### Entries shown:
#####
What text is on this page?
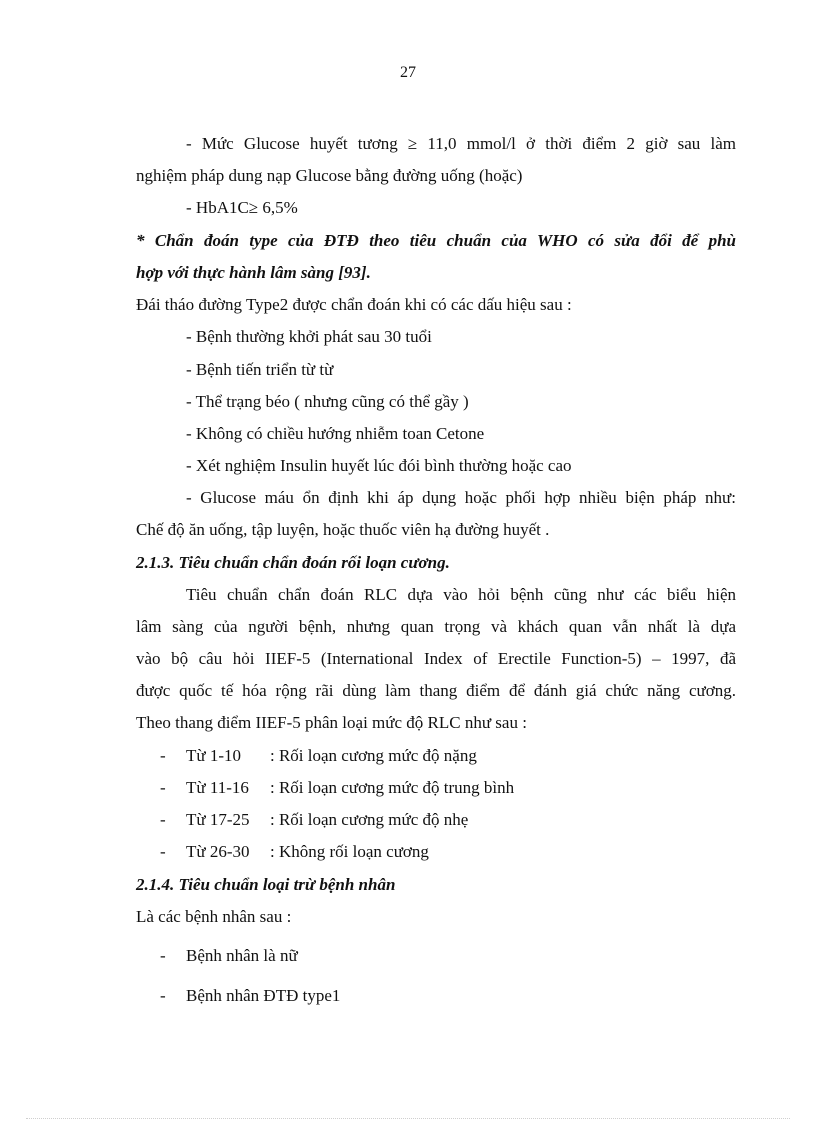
27
- Mức Glucose huyết tương ≥ 11,0 mmol/l ở thời điểm 2 giờ sau làm
nghiệm pháp dung nạp Glucose bằng đường uống (hoặc)
- HbA1C≥ 6,5%
* Chẩn đoán type của ĐTĐ theo tiêu chuẩn của WHO có sửa đổi để phù
hợp với thực hành lâm sàng [93].
Đái tháo đường Type2 được chẩn đoán khi có các dấu hiệu sau :
- Bệnh thường khởi phát sau 30 tuổi
- Bệnh tiến triển từ từ
- Thể trạng béo ( nhưng cũng có thể gầy )
- Không có chiều hướng nhiễm toan Cetone
- Xét nghiệm Insulin huyết lúc đói bình thường hoặc cao
- Glucose máu ổn định khi áp dụng hoặc phối hợp nhiều biện pháp như:
Chế độ ăn uống, tập luyện, hoặc thuốc viên hạ đường huyết .
2.1.3. Tiêu chuẩn chẩn đoán rối loạn cương.
Tiêu chuẩn chẩn đoán RLC dựa vào hỏi bệnh cũng như các biểu hiện
lâm sàng của người bệnh, nhưng quan trọng và khách quan vẫn nhất là dựa
vào bộ câu hỏi IIEF-5 (International Index of Erectile Function-5) – 1997, đã
được quốc tế hóa rộng rãi dùng làm thang điểm để đánh giá chức năng cương.
Theo thang điểm IIEF-5 phân loại mức độ RLC như sau :
- Từ 1-10 : Rối loạn cương mức độ nặng
- Từ 11-16 : Rối loạn cương mức độ trung bình
- Từ 17-25 : Rối loạn cương mức độ nhẹ
- Từ 26-30 : Không rối loạn cương
2.1.4. Tiêu chuẩn loại trừ bệnh nhân
Là các bệnh nhân sau :
- Bệnh nhân là nữ
- Bệnh nhân ĐTĐ type1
#####
### Task to complete:
Where a line in the entries holds the word "IIEF", copy that line.

### Exercise output:
vào bộ câu hỏi IIEF-5 (International Index of Erectile Function-5) – 1997, đã
Theo thang điểm IIEF-5 phân loại mức độ RLC như sau :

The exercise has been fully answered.